Dataset records:
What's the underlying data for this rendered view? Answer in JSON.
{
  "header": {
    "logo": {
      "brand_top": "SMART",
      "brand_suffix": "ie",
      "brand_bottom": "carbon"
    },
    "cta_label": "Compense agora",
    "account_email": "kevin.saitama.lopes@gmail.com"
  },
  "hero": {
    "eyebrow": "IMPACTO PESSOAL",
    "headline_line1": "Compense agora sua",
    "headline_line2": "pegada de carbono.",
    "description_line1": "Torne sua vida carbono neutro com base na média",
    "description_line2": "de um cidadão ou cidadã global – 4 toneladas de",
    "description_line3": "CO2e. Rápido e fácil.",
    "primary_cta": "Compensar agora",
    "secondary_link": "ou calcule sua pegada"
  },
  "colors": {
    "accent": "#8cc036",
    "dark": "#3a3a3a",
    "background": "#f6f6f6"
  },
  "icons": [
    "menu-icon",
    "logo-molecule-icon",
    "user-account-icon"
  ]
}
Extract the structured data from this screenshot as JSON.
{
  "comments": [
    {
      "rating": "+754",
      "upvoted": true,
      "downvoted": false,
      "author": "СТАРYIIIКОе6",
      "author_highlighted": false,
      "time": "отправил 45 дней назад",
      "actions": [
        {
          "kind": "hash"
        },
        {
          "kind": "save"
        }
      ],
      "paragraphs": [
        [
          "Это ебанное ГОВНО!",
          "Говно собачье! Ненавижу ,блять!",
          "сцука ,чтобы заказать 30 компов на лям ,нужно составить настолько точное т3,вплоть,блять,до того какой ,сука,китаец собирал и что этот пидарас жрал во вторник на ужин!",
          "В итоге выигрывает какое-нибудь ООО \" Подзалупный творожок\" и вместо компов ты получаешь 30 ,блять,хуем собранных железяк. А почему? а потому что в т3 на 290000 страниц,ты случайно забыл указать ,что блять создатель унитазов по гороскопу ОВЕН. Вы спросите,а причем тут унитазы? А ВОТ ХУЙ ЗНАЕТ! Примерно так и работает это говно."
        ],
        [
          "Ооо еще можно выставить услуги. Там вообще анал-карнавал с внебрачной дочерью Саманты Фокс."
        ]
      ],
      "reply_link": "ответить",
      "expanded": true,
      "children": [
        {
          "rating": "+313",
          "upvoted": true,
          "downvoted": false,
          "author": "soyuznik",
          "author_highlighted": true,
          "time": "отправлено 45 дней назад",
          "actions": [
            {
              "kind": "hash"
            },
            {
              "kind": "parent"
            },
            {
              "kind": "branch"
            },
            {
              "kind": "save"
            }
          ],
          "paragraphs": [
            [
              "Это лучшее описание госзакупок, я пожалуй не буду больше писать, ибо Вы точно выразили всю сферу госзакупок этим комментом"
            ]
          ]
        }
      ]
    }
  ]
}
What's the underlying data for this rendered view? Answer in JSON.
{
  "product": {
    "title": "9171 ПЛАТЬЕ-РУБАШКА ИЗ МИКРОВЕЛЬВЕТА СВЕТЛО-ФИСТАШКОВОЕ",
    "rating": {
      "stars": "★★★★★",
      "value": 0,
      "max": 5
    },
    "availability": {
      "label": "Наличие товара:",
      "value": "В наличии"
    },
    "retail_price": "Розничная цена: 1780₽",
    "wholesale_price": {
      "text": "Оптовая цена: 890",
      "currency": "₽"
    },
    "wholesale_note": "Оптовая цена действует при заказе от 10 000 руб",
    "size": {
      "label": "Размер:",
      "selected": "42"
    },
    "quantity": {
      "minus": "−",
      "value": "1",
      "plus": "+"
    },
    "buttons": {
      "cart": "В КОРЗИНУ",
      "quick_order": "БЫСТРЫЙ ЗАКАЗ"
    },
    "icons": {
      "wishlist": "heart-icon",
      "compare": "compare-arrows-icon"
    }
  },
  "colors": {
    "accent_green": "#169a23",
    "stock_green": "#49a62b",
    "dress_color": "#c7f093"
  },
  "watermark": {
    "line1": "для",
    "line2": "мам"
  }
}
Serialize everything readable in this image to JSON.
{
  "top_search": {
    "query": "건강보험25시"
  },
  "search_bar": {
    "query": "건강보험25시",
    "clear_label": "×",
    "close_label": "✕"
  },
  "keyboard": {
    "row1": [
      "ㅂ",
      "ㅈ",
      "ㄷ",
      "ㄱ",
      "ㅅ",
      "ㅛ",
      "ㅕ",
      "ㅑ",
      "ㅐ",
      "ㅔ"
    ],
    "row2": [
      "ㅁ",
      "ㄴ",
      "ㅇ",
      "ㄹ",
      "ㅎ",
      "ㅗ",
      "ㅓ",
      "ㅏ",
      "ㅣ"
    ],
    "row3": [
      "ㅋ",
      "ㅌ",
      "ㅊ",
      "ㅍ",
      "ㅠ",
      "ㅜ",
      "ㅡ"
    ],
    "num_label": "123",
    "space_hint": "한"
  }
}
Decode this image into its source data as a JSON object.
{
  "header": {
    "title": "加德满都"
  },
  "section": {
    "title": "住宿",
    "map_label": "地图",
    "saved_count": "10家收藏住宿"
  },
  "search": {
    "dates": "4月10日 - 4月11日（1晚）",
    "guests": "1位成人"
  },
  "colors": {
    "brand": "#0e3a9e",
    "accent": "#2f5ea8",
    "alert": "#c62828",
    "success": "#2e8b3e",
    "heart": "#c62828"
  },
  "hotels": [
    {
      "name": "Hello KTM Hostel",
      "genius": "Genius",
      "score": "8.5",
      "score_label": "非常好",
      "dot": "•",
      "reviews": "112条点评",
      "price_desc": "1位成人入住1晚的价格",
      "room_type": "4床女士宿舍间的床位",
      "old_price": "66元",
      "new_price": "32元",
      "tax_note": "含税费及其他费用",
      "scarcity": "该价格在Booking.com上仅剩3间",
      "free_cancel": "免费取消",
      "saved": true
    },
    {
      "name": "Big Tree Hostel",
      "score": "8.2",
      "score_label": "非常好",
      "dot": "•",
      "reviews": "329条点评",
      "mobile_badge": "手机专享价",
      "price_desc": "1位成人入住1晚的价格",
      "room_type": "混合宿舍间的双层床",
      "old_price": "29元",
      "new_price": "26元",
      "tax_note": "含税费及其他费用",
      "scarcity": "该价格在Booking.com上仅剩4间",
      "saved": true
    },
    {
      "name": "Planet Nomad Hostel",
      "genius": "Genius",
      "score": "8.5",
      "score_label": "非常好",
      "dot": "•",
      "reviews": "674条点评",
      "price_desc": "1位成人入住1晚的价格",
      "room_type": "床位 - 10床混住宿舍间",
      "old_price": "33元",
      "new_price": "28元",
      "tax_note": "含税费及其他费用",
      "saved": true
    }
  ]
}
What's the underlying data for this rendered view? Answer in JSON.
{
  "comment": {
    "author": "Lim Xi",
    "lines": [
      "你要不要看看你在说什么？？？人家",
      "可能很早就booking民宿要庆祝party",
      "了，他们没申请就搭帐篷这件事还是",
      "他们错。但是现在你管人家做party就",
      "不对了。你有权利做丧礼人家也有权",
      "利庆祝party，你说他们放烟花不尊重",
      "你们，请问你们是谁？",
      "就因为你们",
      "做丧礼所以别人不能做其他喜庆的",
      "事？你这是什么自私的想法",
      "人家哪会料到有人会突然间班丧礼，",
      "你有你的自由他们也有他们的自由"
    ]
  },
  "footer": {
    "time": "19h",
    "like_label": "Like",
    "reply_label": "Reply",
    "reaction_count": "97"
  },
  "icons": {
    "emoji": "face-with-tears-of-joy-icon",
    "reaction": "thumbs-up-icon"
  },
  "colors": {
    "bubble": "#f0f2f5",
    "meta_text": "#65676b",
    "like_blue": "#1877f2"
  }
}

TASK INSTRUCTIONS: Write an exact transcription of every entry above.

ANSWER IN FULL:
What's the underlying data for this rendered view? Answer in JSON.
{
  "header": {
    "logo": {
      "brand_top": "SMART",
      "brand_suffix": "ie",
      "brand_bottom": "carbon"
    },
    "cta_label": "Compense agora",
    "account_email": "kevin.saitama.lopes@gmail.com"
  },
  "hero": {
    "eyebrow": "IMPACTO PESSOAL",
    "headline_line1": "Compense agora sua",
    "headline_line2": "pegada de carbono.",
    "description_line1": "Torne sua vida carbono neutro com base na média",
    "description_line2": "de um cidadão ou cidadã global – 4 toneladas de",
    "description_line3": "CO2e. Rápido e fácil.",
    "primary_cta": "Compensar agora",
    "secondary_link": "ou calcule sua pegada"
  },
  "colors": {
    "accent": "#8cc036",
    "dark": "#3a3a3a",
    "background": "#f6f6f6"
  },
  "icons": [
    "menu-icon",
    "logo-molecule-icon",
    "user-account-icon"
  ]
}
Extract the structured data from this screenshot as JSON.
{
  "comments": [
    {
      "rating": "+754",
      "upvoted": true,
      "downvoted": false,
      "author": "СТАРYIIIКОе6",
      "author_highlighted": false,
      "time": "отправил 45 дней назад",
      "actions": [
        {
          "kind": "hash"
        },
        {
          "kind": "save"
        }
      ],
      "paragraphs": [
        [
          "Это ебанное ГОВНО!",
          "Говно собачье! Ненавижу ,блять!",
          "сцука ,чтобы заказать 30 компов на лям ,нужно составить настолько точное т3,вплоть,блять,до того какой ,сука,китаец собирал и что этот пидарас жрал во вторник на ужин!",
          "В итоге выигрывает какое-нибудь ООО \" Подзалупный творожок\" и вместо компов ты получаешь 30 ,блять,хуем собранных железяк. А почему? а потому что в т3 на 290000 страниц,ты случайно забыл указать ,что блять создатель унитазов по гороскопу ОВЕН. Вы спросите,а причем тут унитазы? А ВОТ ХУЙ ЗНАЕТ! Примерно так и работает это говно."
        ],
        [
          "Ооо еще можно выставить услуги. Там вообще анал-карнавал с внебрачной дочерью Саманты Фокс."
        ]
      ],
      "reply_link": "ответить",
      "expanded": true,
      "children": [
        {
          "rating": "+313",
          "upvoted": true,
          "downvoted": false,
          "author": "soyuznik",
          "author_highlighted": true,
          "time": "отправлено 45 дней назад",
          "actions": [
            {
              "kind": "hash"
            },
            {
              "kind": "parent"
            },
            {
              "kind": "branch"
            },
            {
              "kind": "save"
            }
          ],
          "paragraphs": [
            [
              "Это лучшее описание госзакупок, я пожалуй не буду больше писать, ибо Вы точно выразили всю сферу госзакупок этим комментом"
            ]
          ]
        }
      ]
    }
  ]
}
What's the underlying data for this rendered view? Answer in JSON.
{
  "product": {
    "title": "9171 ПЛАТЬЕ-РУБАШКА ИЗ МИКРОВЕЛЬВЕТА СВЕТЛО-ФИСТАШКОВОЕ",
    "rating": {
      "stars": "★★★★★",
      "value": 0,
      "max": 5
    },
    "availability": {
      "label": "Наличие товара:",
      "value": "В наличии"
    },
    "retail_price": "Розничная цена: 1780₽",
    "wholesale_price": {
      "text": "Оптовая цена: 890",
      "currency": "₽"
    },
    "wholesale_note": "Оптовая цена действует при заказе от 10 000 руб",
    "size": {
      "label": "Размер:",
      "selected": "42"
    },
    "quantity": {
      "minus": "−",
      "value": "1",
      "plus": "+"
    },
    "buttons": {
      "cart": "В КОРЗИНУ",
      "quick_order": "БЫСТРЫЙ ЗАКАЗ"
    },
    "icons": {
      "wishlist": "heart-icon",
      "compare": "compare-arrows-icon"
    }
  },
  "colors": {
    "accent_green": "#169a23",
    "stock_green": "#49a62b",
    "dress_color": "#c7f093"
  },
  "watermark": {
    "line1": "для",
    "line2": "мам"
  }
}
Serialize everything readable in this image to JSON.
{
  "top_search": {
    "query": "건강보험25시"
  },
  "search_bar": {
    "query": "건강보험25시",
    "clear_label": "×",
    "close_label": "✕"
  },
  "keyboard": {
    "row1": [
      "ㅂ",
      "ㅈ",
      "ㄷ",
      "ㄱ",
      "ㅅ",
      "ㅛ",
      "ㅕ",
      "ㅑ",
      "ㅐ",
      "ㅔ"
    ],
    "row2": [
      "ㅁ",
      "ㄴ",
      "ㅇ",
      "ㄹ",
      "ㅎ",
      "ㅗ",
      "ㅓ",
      "ㅏ",
      "ㅣ"
    ],
    "row3": [
      "ㅋ",
      "ㅌ",
      "ㅊ",
      "ㅍ",
      "ㅠ",
      "ㅜ",
      "ㅡ"
    ],
    "num_label": "123",
    "space_hint": "한"
  }
}
Decode this image into its source data as a JSON object.
{
  "header": {
    "title": "加德满都"
  },
  "section": {
    "title": "住宿",
    "map_label": "地图",
    "saved_count": "10家收藏住宿"
  },
  "search": {
    "dates": "4月10日 - 4月11日（1晚）",
    "guests": "1位成人"
  },
  "colors": {
    "brand": "#0e3a9e",
    "accent": "#2f5ea8",
    "alert": "#c62828",
    "success": "#2e8b3e",
    "heart": "#c62828"
  },
  "hotels": [
    {
      "name": "Hello KTM Hostel",
      "genius": "Genius",
      "score": "8.5",
      "score_label": "非常好",
      "dot": "•",
      "reviews": "112条点评",
      "price_desc": "1位成人入住1晚的价格",
      "room_type": "4床女士宿舍间的床位",
      "old_price": "66元",
      "new_price": "32元",
      "tax_note": "含税费及其他费用",
      "scarcity": "该价格在Booking.com上仅剩3间",
      "free_cancel": "免费取消",
      "saved": true
    },
    {
      "name": "Big Tree Hostel",
      "score": "8.2",
      "score_label": "非常好",
      "dot": "•",
      "reviews": "329条点评",
      "mobile_badge": "手机专享价",
      "price_desc": "1位成人入住1晚的价格",
      "room_type": "混合宿舍间的双层床",
      "old_price": "29元",
      "new_price": "26元",
      "tax_note": "含税费及其他费用",
      "scarcity": "该价格在Booking.com上仅剩4间",
      "saved": true
    },
    {
      "name": "Planet Nomad Hostel",
      "genius": "Genius",
      "score": "8.5",
      "score_label": "非常好",
      "dot": "•",
      "reviews": "674条点评",
      "price_desc": "1位成人入住1晚的价格",
      "room_type": "床位 - 10床混住宿舍间",
      "old_price": "33元",
      "new_price": "28元",
      "tax_note": "含税费及其他费用",
      "saved": true
    }
  ]
}
What's the underlying data for this rendered view? Answer in JSON.
{
  "comment": {
    "author": "Lim Xi",
    "lines": [
      "你要不要看看你在说什么？？？人家",
      "可能很早就booking民宿要庆祝party",
      "了，他们没申请就搭帐篷这件事还是",
      "他们错。但是现在你管人家做party就",
      "不对了。你有权利做丧礼人家也有权",
      "利庆祝party，你说他们放烟花不尊重",
      "你们，请问你们是谁？",
      "就因为你们",
      "做丧礼所以别人不能做其他喜庆的",
      "事？你这是什么自私的想法",
      "人家哪会料到有人会突然间班丧礼，",
      "你有你的自由他们也有他们的自由"
    ]
  },
  "footer": {
    "time": "19h",
    "like_label": "Like",
    "reply_label": "Reply",
    "reaction_count": "97"
  },
  "icons": {
    "emoji": "face-with-tears-of-joy-icon",
    "reaction": "thumbs-up-icon"
  },
  "colors": {
    "bubble": "#f0f2f5",
    "meta_text": "#65676b",
    "like_blue": "#1877f2"
  }
}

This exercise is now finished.